| Written tasks |
• A. The regression lecture names two reasons why R-square overestimates the variance accounted for. What are they?
• B. Format the stretch of the listing from its first line through the line containing "candle-body (258, 180, 267, 238)" as a JSON list of strings. Give one string per line and leave out blank lines.

Lecture 20
More on
Multiple Regression
In this lecture, I
would just like to discuss several miscellaneous topics related to the
application of regression analysis.
Adjusted R-square
On SPSS printouts, you will often see something called the "adjusted
R-square." This adjusted value for R-square will be equal or smaller than
the regular R-square. The adjusted R-square adjusts for a bias in R-square.
R-square tends to over estimate the variance accounted for compared to an
estimate that would be obtaned from the population. There are two reasons for
the overestimate, a large number of predictors and a small sample size. So,
with a small sample and with few predictors, adjusted R-square should be very
similar the the R-square value. Researchers and statisticians differ on whether
to use the adjusted R-square. I don't tend to use it if very often and I don't
see it reported in the literature very often. It is probably a good idea to
look at it to see how much your R-square might be inflated, especially with a
small sample and many predictors.
Simultaneous vs.
"Hierarchical" Regression
With any computer program, the researcher has the option of entering predictor
variables into the regression analysis one at a time or in steps. For instance,
one might want to run a regression analysis of the fat intake results first
entering the fat intake predictor, then on the next step, entering in the
dietary cholesterol intake variable. The computer then prints out the first
regression equation with only fat intake as a predictor (a simple regression
analysis). Then the computer re-runs the analysis with the dietary cholesterol
predictor together with the fat intake variable. This allows the researcher to
see the increase in the variance accounted for when the second predictor is
added. SPSS prints something called the R-square change, which is just the
improvement in R-square when the second predictor is added. The R-square change
is tested with an F-test, which is referred to as the F-change. A
significant F-change means that the variables added in that step signficantly
improved the prediction.
Each stage of this
analysis is usually referred to as a block. You can have as many
predictor variables added in each block as you like. You should realize,
however, that if you add just one predictor, the test of the F change is
identical to the test of the slope of the second predictor.
If all the
variables are entered into the analysis at the same time, the analysis is
called a simultaneous regression. Simultaneous regression simply means
that all the predictors are tested at once. I tend to use the approach most
often. When the variables are entered into the equation in steps, it is
sometimes referred to as "hierarchical" regression. This is a
confusing term, because there is an unrelated statistical analysis called
"hiearchical linear modeling" (which we are not going to cover in
this class).

| Raw data |
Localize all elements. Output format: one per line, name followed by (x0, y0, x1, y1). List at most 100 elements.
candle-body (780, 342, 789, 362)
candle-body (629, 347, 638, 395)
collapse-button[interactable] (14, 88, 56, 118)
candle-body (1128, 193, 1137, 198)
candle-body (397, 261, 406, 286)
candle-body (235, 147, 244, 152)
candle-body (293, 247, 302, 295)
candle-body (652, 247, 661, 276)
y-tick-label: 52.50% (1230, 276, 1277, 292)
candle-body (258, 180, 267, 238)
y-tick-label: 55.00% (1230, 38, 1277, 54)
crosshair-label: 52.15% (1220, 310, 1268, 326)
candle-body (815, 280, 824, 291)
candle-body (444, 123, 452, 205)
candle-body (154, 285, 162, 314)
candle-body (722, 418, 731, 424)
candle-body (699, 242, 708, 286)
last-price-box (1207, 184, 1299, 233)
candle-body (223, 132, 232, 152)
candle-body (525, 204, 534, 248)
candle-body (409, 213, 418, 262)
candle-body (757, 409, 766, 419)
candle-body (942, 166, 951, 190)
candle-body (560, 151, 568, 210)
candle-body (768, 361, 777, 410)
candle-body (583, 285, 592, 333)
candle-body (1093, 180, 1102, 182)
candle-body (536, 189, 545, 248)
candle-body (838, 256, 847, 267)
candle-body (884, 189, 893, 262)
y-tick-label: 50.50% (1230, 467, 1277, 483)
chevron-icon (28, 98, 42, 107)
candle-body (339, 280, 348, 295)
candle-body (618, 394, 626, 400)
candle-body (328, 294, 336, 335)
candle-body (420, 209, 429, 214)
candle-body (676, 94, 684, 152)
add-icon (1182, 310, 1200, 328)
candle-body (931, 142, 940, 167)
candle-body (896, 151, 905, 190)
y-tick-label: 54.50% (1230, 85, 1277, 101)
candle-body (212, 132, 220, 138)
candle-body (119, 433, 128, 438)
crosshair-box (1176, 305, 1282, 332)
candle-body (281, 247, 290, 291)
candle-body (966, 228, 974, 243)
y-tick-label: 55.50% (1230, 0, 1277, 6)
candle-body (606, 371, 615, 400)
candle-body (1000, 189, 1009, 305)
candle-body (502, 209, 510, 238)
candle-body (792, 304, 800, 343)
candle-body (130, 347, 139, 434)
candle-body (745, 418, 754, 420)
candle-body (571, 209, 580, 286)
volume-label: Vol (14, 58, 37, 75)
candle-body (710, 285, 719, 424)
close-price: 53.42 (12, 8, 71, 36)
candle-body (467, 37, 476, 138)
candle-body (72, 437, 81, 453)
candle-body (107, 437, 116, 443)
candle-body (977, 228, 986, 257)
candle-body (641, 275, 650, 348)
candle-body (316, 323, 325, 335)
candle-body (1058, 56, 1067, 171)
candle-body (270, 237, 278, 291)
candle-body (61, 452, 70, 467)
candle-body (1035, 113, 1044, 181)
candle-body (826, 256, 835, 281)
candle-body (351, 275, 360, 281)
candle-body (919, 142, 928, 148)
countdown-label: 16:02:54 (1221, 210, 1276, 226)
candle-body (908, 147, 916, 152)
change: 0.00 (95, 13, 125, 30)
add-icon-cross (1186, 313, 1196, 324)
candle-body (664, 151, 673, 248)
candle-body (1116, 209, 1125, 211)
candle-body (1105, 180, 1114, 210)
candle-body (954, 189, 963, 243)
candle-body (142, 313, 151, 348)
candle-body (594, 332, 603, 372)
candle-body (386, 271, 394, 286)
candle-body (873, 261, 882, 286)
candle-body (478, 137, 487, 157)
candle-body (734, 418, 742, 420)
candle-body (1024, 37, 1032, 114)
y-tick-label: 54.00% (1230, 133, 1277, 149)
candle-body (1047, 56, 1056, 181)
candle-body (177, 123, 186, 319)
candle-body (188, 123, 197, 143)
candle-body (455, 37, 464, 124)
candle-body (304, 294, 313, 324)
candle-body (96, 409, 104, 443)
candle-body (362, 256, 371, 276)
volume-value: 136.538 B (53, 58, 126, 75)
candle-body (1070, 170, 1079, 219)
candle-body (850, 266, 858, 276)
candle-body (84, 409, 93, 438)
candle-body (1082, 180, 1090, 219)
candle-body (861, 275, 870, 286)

| Outputs by task |
• A. A large number of predictors and a small sample size.

• B.
[
  "Localize all elements. Output format: one per line, name followed by (x0, y0, x1, y1). List at most 100 elements.",
  "candle-body (780, 342, 789, 362)",
  "candle-body (629, 347, 638, 395)",
  "collapse-button[interactable] (14, 88, 56, 118)",
  "candle-body (1128, 193, 1137, 198)",
  "candle-body (397, 261, 406, 286)",
  "candle-body (235, 147, 244, 152)",
  "candle-body (293, 247, 302, 295)",
  "candle-body (652, 247, 661, 276)",
  "y-tick-label: 52.50% (1230, 276, 1277, 292)",
  "candle-body (258, 180, 267, 238)"
]